## REQUIREMENTS
Transcribe all of the records word for word, but omit the pictures.

## DATA TO PROCESS
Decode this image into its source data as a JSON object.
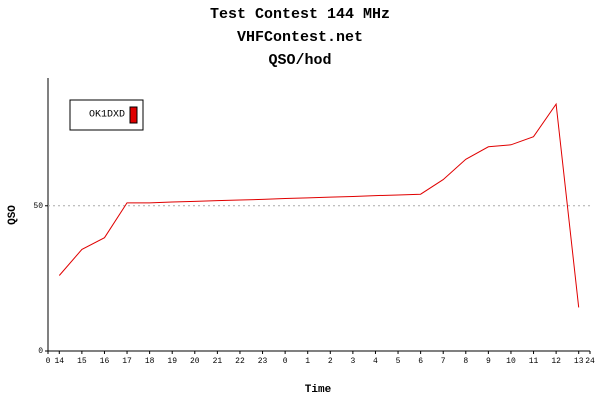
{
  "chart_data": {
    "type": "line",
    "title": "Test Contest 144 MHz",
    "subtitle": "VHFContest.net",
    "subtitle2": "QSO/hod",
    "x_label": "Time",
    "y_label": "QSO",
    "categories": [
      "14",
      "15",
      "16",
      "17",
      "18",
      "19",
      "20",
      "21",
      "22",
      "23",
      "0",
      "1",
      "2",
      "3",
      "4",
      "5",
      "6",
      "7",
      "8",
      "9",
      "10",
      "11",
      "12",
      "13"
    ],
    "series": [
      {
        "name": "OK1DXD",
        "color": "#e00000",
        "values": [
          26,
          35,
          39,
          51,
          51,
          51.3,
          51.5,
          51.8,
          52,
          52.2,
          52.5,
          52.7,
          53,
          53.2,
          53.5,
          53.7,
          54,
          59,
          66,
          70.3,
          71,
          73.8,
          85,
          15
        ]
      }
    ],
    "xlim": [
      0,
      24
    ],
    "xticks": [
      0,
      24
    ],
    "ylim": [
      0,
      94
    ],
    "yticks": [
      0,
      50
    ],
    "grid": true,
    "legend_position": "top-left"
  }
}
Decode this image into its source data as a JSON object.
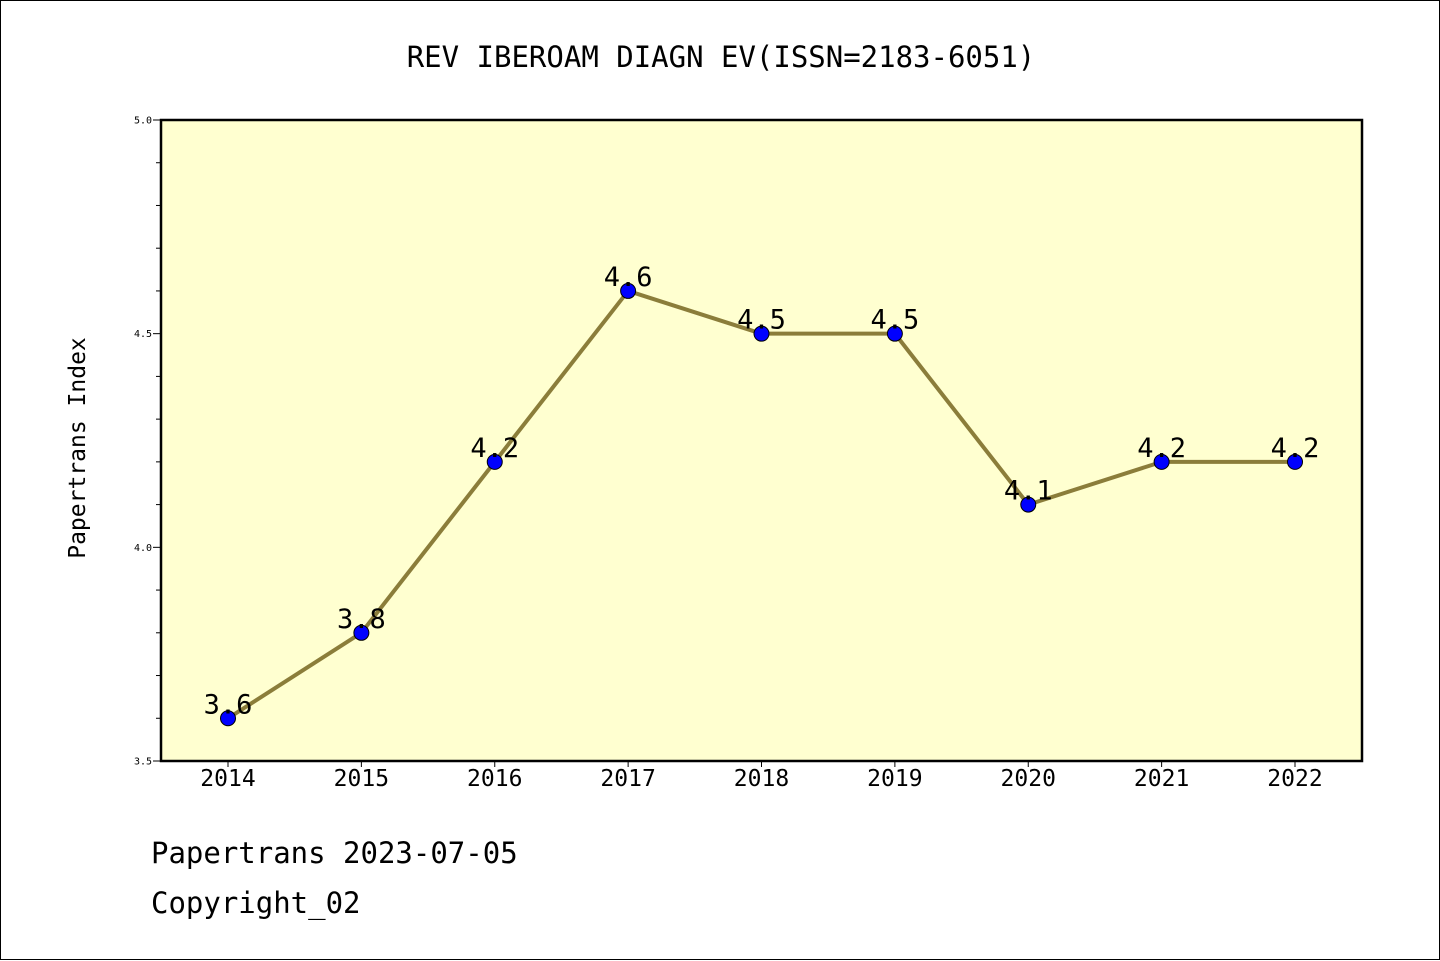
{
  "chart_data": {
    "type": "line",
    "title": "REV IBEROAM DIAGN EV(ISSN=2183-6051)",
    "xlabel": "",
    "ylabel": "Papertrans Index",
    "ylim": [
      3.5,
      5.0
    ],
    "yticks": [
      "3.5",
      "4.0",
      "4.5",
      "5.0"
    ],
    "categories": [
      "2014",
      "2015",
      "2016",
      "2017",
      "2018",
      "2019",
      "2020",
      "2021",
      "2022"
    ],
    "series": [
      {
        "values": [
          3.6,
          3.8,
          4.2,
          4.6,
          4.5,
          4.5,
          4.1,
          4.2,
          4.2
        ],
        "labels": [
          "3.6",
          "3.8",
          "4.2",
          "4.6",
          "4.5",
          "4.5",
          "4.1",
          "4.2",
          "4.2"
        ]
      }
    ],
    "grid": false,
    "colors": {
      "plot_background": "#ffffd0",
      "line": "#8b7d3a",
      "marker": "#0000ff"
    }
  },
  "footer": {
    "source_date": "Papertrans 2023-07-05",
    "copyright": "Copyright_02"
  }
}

## FINISHED EXERCISE
Decode this image into its source data as a JSON object.
{
  "chart_data": {
    "type": "line",
    "title": "Test Contest 144 MHz",
    "subtitle": "VHFContest.net",
    "subtitle2": "QSO/hod",
    "x_label": "Time",
    "y_label": "QSO",
    "categories": [
      "14",
      "15",
      "16",
      "17",
      "18",
      "19",
      "20",
      "21",
      "22",
      "23",
      "0",
      "1",
      "2",
      "3",
      "4",
      "5",
      "6",
      "7",
      "8",
      "9",
      "10",
      "11",
      "12",
      "13"
    ],
    "series": [
      {
        "name": "OK1DXD",
        "color": "#e00000",
        "values": [
          26,
          35,
          39,
          51,
          51,
          51.3,
          51.5,
          51.8,
          52,
          52.2,
          52.5,
          52.7,
          53,
          53.2,
          53.5,
          53.7,
          54,
          59,
          66,
          70.3,
          71,
          73.8,
          85,
          15
        ]
      }
    ],
    "xlim": [
      0,
      24
    ],
    "xticks": [
      0,
      24
    ],
    "ylim": [
      0,
      94
    ],
    "yticks": [
      0,
      50
    ],
    "grid": true,
    "legend_position": "top-left"
  }
}
Decode this image into its source data as a JSON object.
{
  "chart_data": {
    "type": "line",
    "title": "REV IBEROAM DIAGN EV(ISSN=2183-6051)",
    "xlabel": "",
    "ylabel": "Papertrans Index",
    "ylim": [
      3.5,
      5.0
    ],
    "yticks": [
      "3.5",
      "4.0",
      "4.5",
      "5.0"
    ],
    "categories": [
      "2014",
      "2015",
      "2016",
      "2017",
      "2018",
      "2019",
      "2020",
      "2021",
      "2022"
    ],
    "series": [
      {
        "values": [
          3.6,
          3.8,
          4.2,
          4.6,
          4.5,
          4.5,
          4.1,
          4.2,
          4.2
        ],
        "labels": [
          "3.6",
          "3.8",
          "4.2",
          "4.6",
          "4.5",
          "4.5",
          "4.1",
          "4.2",
          "4.2"
        ]
      }
    ],
    "grid": false,
    "colors": {
      "plot_background": "#ffffd0",
      "line": "#8b7d3a",
      "marker": "#0000ff"
    }
  },
  "footer": {
    "source_date": "Papertrans 2023-07-05",
    "copyright": "Copyright_02"
  }
}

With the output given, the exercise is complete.